* [Work to be completed]: Reproduce the records. Keep every word exact and include no images.

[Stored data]
__________

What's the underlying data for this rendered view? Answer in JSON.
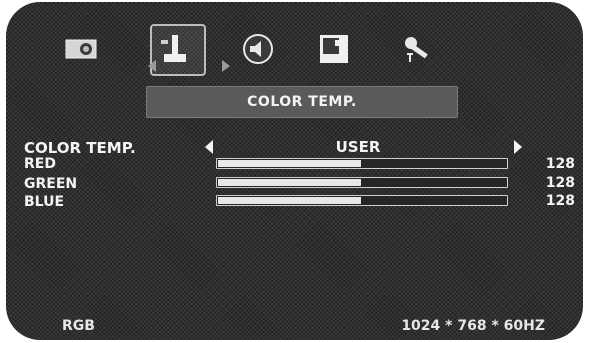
{
  "menu_tabs": [
    {
      "icon": "picture-icon",
      "selected": false
    },
    {
      "icon": "color-adjust-icon",
      "selected": true
    },
    {
      "icon": "audio-icon",
      "selected": false
    },
    {
      "icon": "window-position-icon",
      "selected": false
    },
    {
      "icon": "setup-tools-icon",
      "selected": false
    }
  ],
  "header": {
    "title": "COLOR TEMP."
  },
  "color_temp": {
    "label": "COLOR TEMP.",
    "value": "USER"
  },
  "channels": [
    {
      "label": "RED",
      "value": "128",
      "level": 0.5
    },
    {
      "label": "GREEN",
      "value": "128",
      "level": 0.5
    },
    {
      "label": "BLUE",
      "value": "128",
      "level": 0.5
    }
  ],
  "status": {
    "signal": "RGB",
    "resolution": "1024 * 768 * 60HZ"
  },
  "colors": {
    "panel": "#2f2f2f",
    "text": "#f4f4f4",
    "header_bg": "#5a5a5a",
    "bar_fill": "#e8e8e8"
  }
}
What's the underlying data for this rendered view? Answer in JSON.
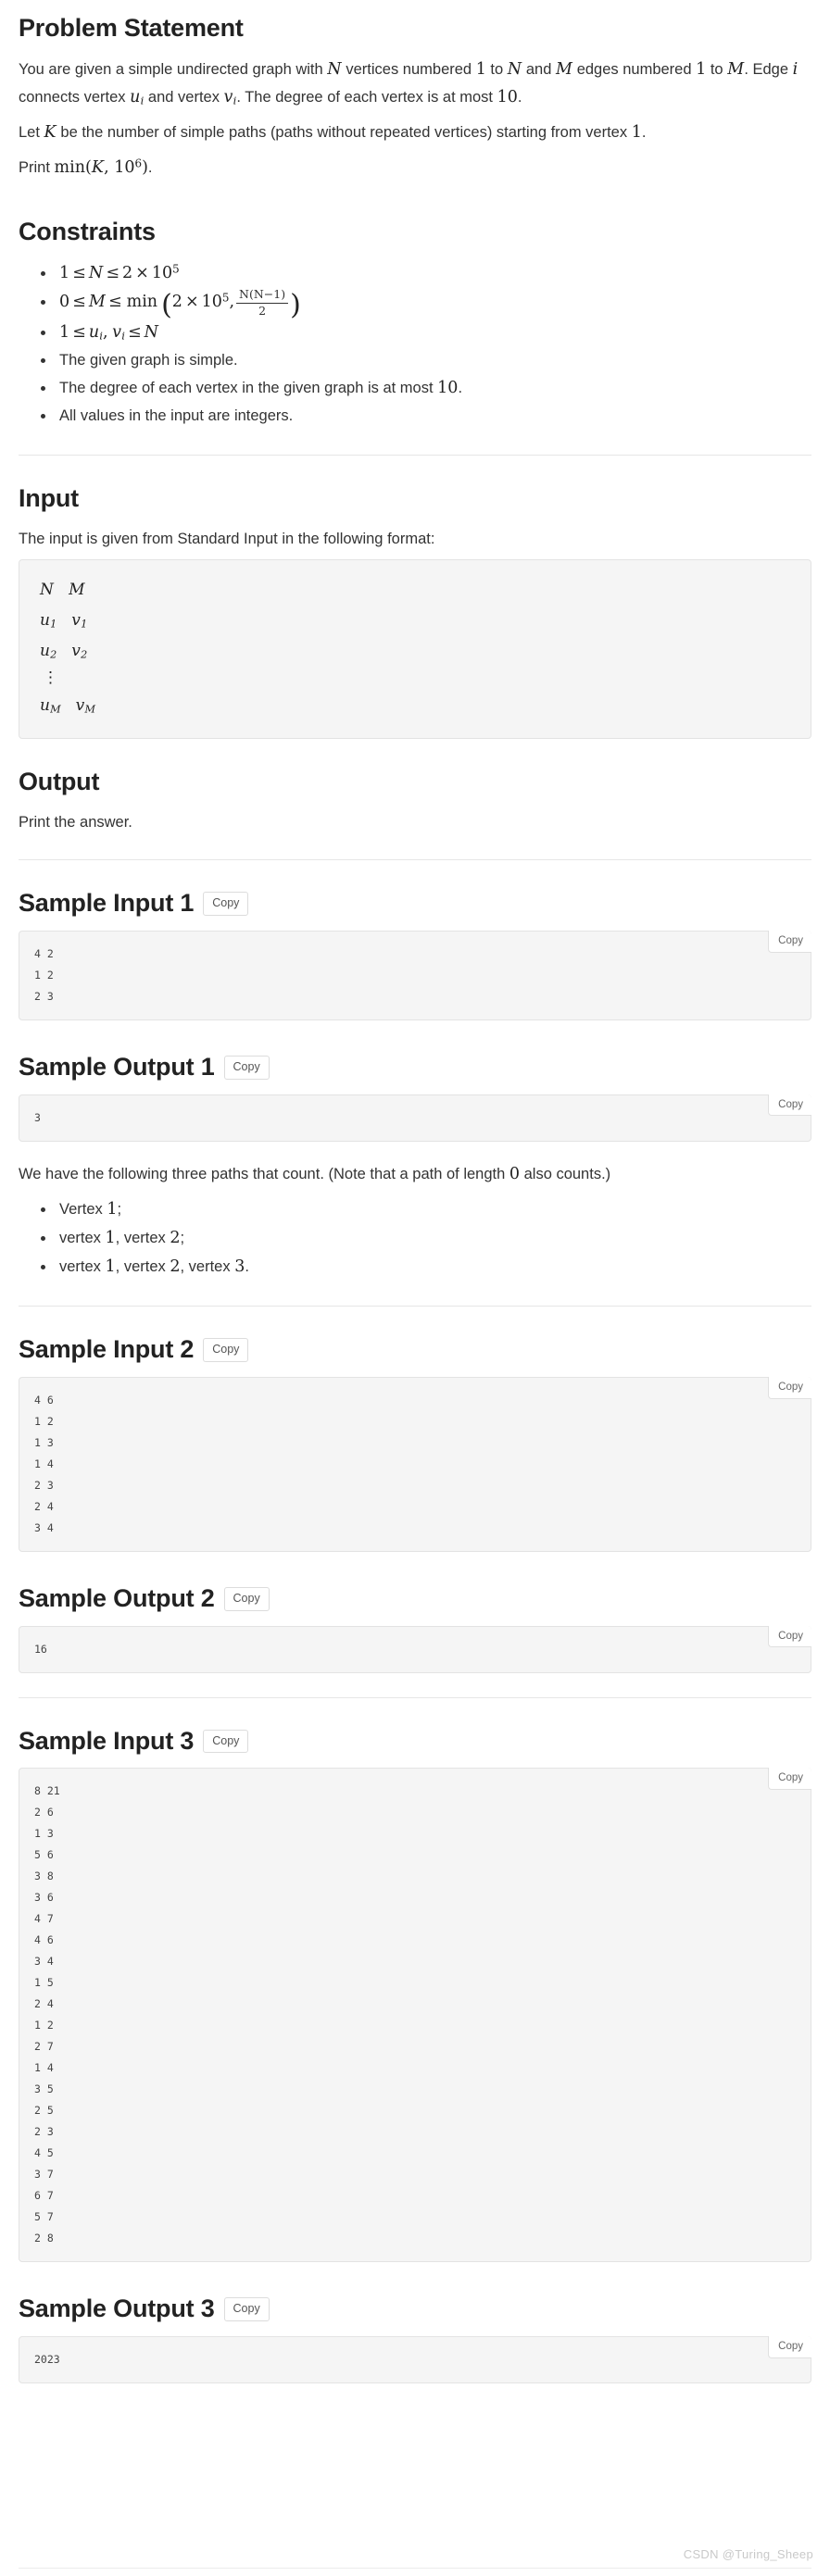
{
  "sections": {
    "problem_statement": {
      "title": "Problem Statement",
      "line1_a": "You are given a simple undirected graph with ",
      "line1_N": "N",
      "line1_b": " vertices numbered ",
      "line1_1": "1",
      "line1_c": " to ",
      "line1_N2": "N",
      "line1_d": " and ",
      "line1_M": "M",
      "line1_e": " edges numbered ",
      "line1_1b": "1",
      "line1_f": " to ",
      "line1_M2": "M",
      "line1_g": ". Edge ",
      "line1_i": "i",
      "line1_h": " connects vertex ",
      "line1_ui": "u",
      "line1_ui_sub": "i",
      "line1_j": " and vertex ",
      "line1_vi": "v",
      "line1_vi_sub": "i",
      "line1_k": ". The degree of each vertex is at most ",
      "line1_10": "10",
      "line1_l": ".",
      "line2_a": "Let ",
      "line2_K": "K",
      "line2_b": " be the number of simple paths (paths without repeated vertices) starting from vertex ",
      "line2_1": "1",
      "line2_c": ".",
      "line3_a": "Print ",
      "line3_min": "min",
      "line3_open": "(",
      "line3_K": "K",
      "line3_comma": ", ",
      "line3_base": "10",
      "line3_exp": "6",
      "line3_close": ")",
      "line3_end": "."
    },
    "constraints": {
      "title": "Constraints",
      "items": [
        {
          "kind": "math",
          "text": "1 ≤ N ≤ 2 × 10^5"
        },
        {
          "kind": "math",
          "text": "0 ≤ M ≤ min(2 × 10^5, N(N−1)/2)"
        },
        {
          "kind": "math",
          "text": "1 ≤ u_i, v_i ≤ N"
        },
        {
          "kind": "text",
          "text": "The given graph is simple."
        },
        {
          "kind": "mixed",
          "text": "The degree of each vertex in the given graph is at most 10."
        },
        {
          "kind": "text",
          "text": "All values in the input are integers."
        }
      ],
      "c1": {
        "one": "1",
        "le1": "≤",
        "N": "N",
        "le2": "≤",
        "two": "2",
        "times": "×",
        "base": "10",
        "exp": "5"
      },
      "c2": {
        "zero": "0",
        "le1": "≤",
        "M": "M",
        "le2": "≤",
        "min": "min",
        "two": "2",
        "times": "×",
        "base": "10",
        "exp": "5",
        "comma": ",",
        "num": "N(N−1)",
        "den": "2"
      },
      "c3": {
        "one": "1",
        "le1": "≤",
        "u": "u",
        "usub": "i",
        "comma": ",",
        "v": "v",
        "vsub": "i",
        "le2": "≤",
        "N": "N"
      },
      "c4": "The given graph is simple.",
      "c5_a": "The degree of each vertex in the given graph is at most ",
      "c5_n": "10",
      "c5_b": ".",
      "c6": "All values in the input are integers."
    },
    "input": {
      "title": "Input",
      "description": "The input is given from Standard Input in the following format:",
      "format_rows": [
        {
          "left": "N",
          "right": "M",
          "sub_left": "",
          "sub_right": ""
        },
        {
          "left": "u",
          "right": "v",
          "sub_left": "1",
          "sub_right": "1"
        },
        {
          "left": "u",
          "right": "v",
          "sub_left": "2",
          "sub_right": "2"
        },
        {
          "left": "⋮",
          "right": "",
          "sub_left": "",
          "sub_right": ""
        },
        {
          "left": "u",
          "right": "v",
          "sub_left": "M",
          "sub_right": "M"
        }
      ]
    },
    "output": {
      "title": "Output",
      "description": "Print the answer."
    },
    "sample_input_1": {
      "title": "Sample Input 1",
      "copy_label": "Copy",
      "code_copy_label": "Copy",
      "code": "4 2\n1 2\n2 3"
    },
    "sample_output_1": {
      "title": "Sample Output 1",
      "copy_label": "Copy",
      "code_copy_label": "Copy",
      "code": "3",
      "explanation_a": "We have the following three paths that count. (Note that a path of length ",
      "explanation_n": "0",
      "explanation_b": " also counts.)",
      "paths": [
        {
          "pre": "Vertex ",
          "n1": "1",
          "mid": "",
          "n2": "",
          "mid2": "",
          "n3": "",
          "end": ";"
        },
        {
          "pre": "vertex ",
          "n1": "1",
          "mid": ", vertex ",
          "n2": "2",
          "mid2": "",
          "n3": "",
          "end": ";"
        },
        {
          "pre": "vertex ",
          "n1": "1",
          "mid": ", vertex ",
          "n2": "2",
          "mid2": ", vertex ",
          "n3": "3",
          "end": "."
        }
      ]
    },
    "sample_input_2": {
      "title": "Sample Input 2",
      "copy_label": "Copy",
      "code_copy_label": "Copy",
      "code": "4 6\n1 2\n1 3\n1 4\n2 3\n2 4\n3 4"
    },
    "sample_output_2": {
      "title": "Sample Output 2",
      "copy_label": "Copy",
      "code_copy_label": "Copy",
      "code": "16"
    },
    "sample_input_3": {
      "title": "Sample Input 3",
      "copy_label": "Copy",
      "code_copy_label": "Copy",
      "code": "8 21\n2 6\n1 3\n5 6\n3 8\n3 6\n4 7\n4 6\n3 4\n1 5\n2 4\n1 2\n2 7\n1 4\n3 5\n2 5\n2 3\n4 5\n3 7\n6 7\n5 7\n2 8"
    },
    "sample_output_3": {
      "title": "Sample Output 3",
      "copy_label": "Copy",
      "code_copy_label": "Copy",
      "code": "2023"
    }
  },
  "watermark": "CSDN @Turing_Sheep"
}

__________

* [Problem solution]:
What's the underlying data for this rendered view? Answer in JSON.
{
  "menu_tabs": [
    {
      "icon": "picture-icon",
      "selected": false
    },
    {
      "icon": "color-adjust-icon",
      "selected": true
    },
    {
      "icon": "audio-icon",
      "selected": false
    },
    {
      "icon": "window-position-icon",
      "selected": false
    },
    {
      "icon": "setup-tools-icon",
      "selected": false
    }
  ],
  "header": {
    "title": "COLOR TEMP."
  },
  "color_temp": {
    "label": "COLOR TEMP.",
    "value": "USER"
  },
  "channels": [
    {
      "label": "RED",
      "value": "128",
      "level": 0.5
    },
    {
      "label": "GREEN",
      "value": "128",
      "level": 0.5
    },
    {
      "label": "BLUE",
      "value": "128",
      "level": 0.5
    }
  ],
  "status": {
    "signal": "RGB",
    "resolution": "1024 * 768 * 60HZ"
  },
  "colors": {
    "panel": "#2f2f2f",
    "text": "#f4f4f4",
    "header_bg": "#5a5a5a",
    "bar_fill": "#e8e8e8"
  }
}
What's the underlying data for this rendered view? Answer in JSON.
{
  "sections": {
    "problem_statement": {
      "title": "Problem Statement",
      "line1_a": "You are given a simple undirected graph with ",
      "line1_N": "N",
      "line1_b": " vertices numbered ",
      "line1_1": "1",
      "line1_c": " to ",
      "line1_N2": "N",
      "line1_d": " and ",
      "line1_M": "M",
      "line1_e": " edges numbered ",
      "line1_1b": "1",
      "line1_f": " to ",
      "line1_M2": "M",
      "line1_g": ". Edge ",
      "line1_i": "i",
      "line1_h": " connects vertex ",
      "line1_ui": "u",
      "line1_ui_sub": "i",
      "line1_j": " and vertex ",
      "line1_vi": "v",
      "line1_vi_sub": "i",
      "line1_k": ". The degree of each vertex is at most ",
      "line1_10": "10",
      "line1_l": ".",
      "line2_a": "Let ",
      "line2_K": "K",
      "line2_b": " be the number of simple paths (paths without repeated vertices) starting from vertex ",
      "line2_1": "1",
      "line2_c": ".",
      "line3_a": "Print ",
      "line3_min": "min",
      "line3_open": "(",
      "line3_K": "K",
      "line3_comma": ", ",
      "line3_base": "10",
      "line3_exp": "6",
      "line3_close": ")",
      "line3_end": "."
    },
    "constraints": {
      "title": "Constraints",
      "items": [
        {
          "kind": "math",
          "text": "1 ≤ N ≤ 2 × 10^5"
        },
        {
          "kind": "math",
          "text": "0 ≤ M ≤ min(2 × 10^5, N(N−1)/2)"
        },
        {
          "kind": "math",
          "text": "1 ≤ u_i, v_i ≤ N"
        },
        {
          "kind": "text",
          "text": "The given graph is simple."
        },
        {
          "kind": "mixed",
          "text": "The degree of each vertex in the given graph is at most 10."
        },
        {
          "kind": "text",
          "text": "All values in the input are integers."
        }
      ],
      "c1": {
        "one": "1",
        "le1": "≤",
        "N": "N",
        "le2": "≤",
        "two": "2",
        "times": "×",
        "base": "10",
        "exp": "5"
      },
      "c2": {
        "zero": "0",
        "le1": "≤",
        "M": "M",
        "le2": "≤",
        "min": "min",
        "two": "2",
        "times": "×",
        "base": "10",
        "exp": "5",
        "comma": ",",
        "num": "N(N−1)",
        "den": "2"
      },
      "c3": {
        "one": "1",
        "le1": "≤",
        "u": "u",
        "usub": "i",
        "comma": ",",
        "v": "v",
        "vsub": "i",
        "le2": "≤",
        "N": "N"
      },
      "c4": "The given graph is simple.",
      "c5_a": "The degree of each vertex in the given graph is at most ",
      "c5_n": "10",
      "c5_b": ".",
      "c6": "All values in the input are integers."
    },
    "input": {
      "title": "Input",
      "description": "The input is given from Standard Input in the following format:",
      "format_rows": [
        {
          "left": "N",
          "right": "M",
          "sub_left": "",
          "sub_right": ""
        },
        {
          "left": "u",
          "right": "v",
          "sub_left": "1",
          "sub_right": "1"
        },
        {
          "left": "u",
          "right": "v",
          "sub_left": "2",
          "sub_right": "2"
        },
        {
          "left": "⋮",
          "right": "",
          "sub_left": "",
          "sub_right": ""
        },
        {
          "left": "u",
          "right": "v",
          "sub_left": "M",
          "sub_right": "M"
        }
      ]
    },
    "output": {
      "title": "Output",
      "description": "Print the answer."
    },
    "sample_input_1": {
      "title": "Sample Input 1",
      "copy_label": "Copy",
      "code_copy_label": "Copy",
      "code": "4 2\n1 2\n2 3"
    },
    "sample_output_1": {
      "title": "Sample Output 1",
      "copy_label": "Copy",
      "code_copy_label": "Copy",
      "code": "3",
      "explanation_a": "We have the following three paths that count. (Note that a path of length ",
      "explanation_n": "0",
      "explanation_b": " also counts.)",
      "paths": [
        {
          "pre": "Vertex ",
          "n1": "1",
          "mid": "",
          "n2": "",
          "mid2": "",
          "n3": "",
          "end": ";"
        },
        {
          "pre": "vertex ",
          "n1": "1",
          "mid": ", vertex ",
          "n2": "2",
          "mid2": "",
          "n3": "",
          "end": ";"
        },
        {
          "pre": "vertex ",
          "n1": "1",
          "mid": ", vertex ",
          "n2": "2",
          "mid2": ", vertex ",
          "n3": "3",
          "end": "."
        }
      ]
    },
    "sample_input_2": {
      "title": "Sample Input 2",
      "copy_label": "Copy",
      "code_copy_label": "Copy",
      "code": "4 6\n1 2\n1 3\n1 4\n2 3\n2 4\n3 4"
    },
    "sample_output_2": {
      "title": "Sample Output 2",
      "copy_label": "Copy",
      "code_copy_label": "Copy",
      "code": "16"
    },
    "sample_input_3": {
      "title": "Sample Input 3",
      "copy_label": "Copy",
      "code_copy_label": "Copy",
      "code": "8 21\n2 6\n1 3\n5 6\n3 8\n3 6\n4 7\n4 6\n3 4\n1 5\n2 4\n1 2\n2 7\n1 4\n3 5\n2 5\n2 3\n4 5\n3 7\n6 7\n5 7\n2 8"
    },
    "sample_output_3": {
      "title": "Sample Output 3",
      "copy_label": "Copy",
      "code_copy_label": "Copy",
      "code": "2023"
    }
  },
  "watermark": "CSDN @Turing_Sheep"
}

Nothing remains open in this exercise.